Figure dataset records:
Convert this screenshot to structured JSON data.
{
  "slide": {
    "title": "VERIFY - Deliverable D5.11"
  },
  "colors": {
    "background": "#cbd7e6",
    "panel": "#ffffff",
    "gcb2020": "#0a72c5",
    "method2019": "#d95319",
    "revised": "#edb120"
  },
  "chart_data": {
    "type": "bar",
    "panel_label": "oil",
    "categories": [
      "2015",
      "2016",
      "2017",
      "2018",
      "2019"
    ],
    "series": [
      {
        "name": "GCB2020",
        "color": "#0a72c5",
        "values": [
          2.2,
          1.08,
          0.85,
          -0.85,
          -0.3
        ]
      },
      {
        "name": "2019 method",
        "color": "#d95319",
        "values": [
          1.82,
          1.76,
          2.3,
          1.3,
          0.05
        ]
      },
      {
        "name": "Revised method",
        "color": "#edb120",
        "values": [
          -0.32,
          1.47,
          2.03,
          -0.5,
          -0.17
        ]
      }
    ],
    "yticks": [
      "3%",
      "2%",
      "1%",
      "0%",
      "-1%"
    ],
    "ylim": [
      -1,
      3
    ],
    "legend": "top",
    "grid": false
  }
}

Your instructions: State how many lines of the listing above include the word "name". Give nothing but the number.

Answer for this exercise: 3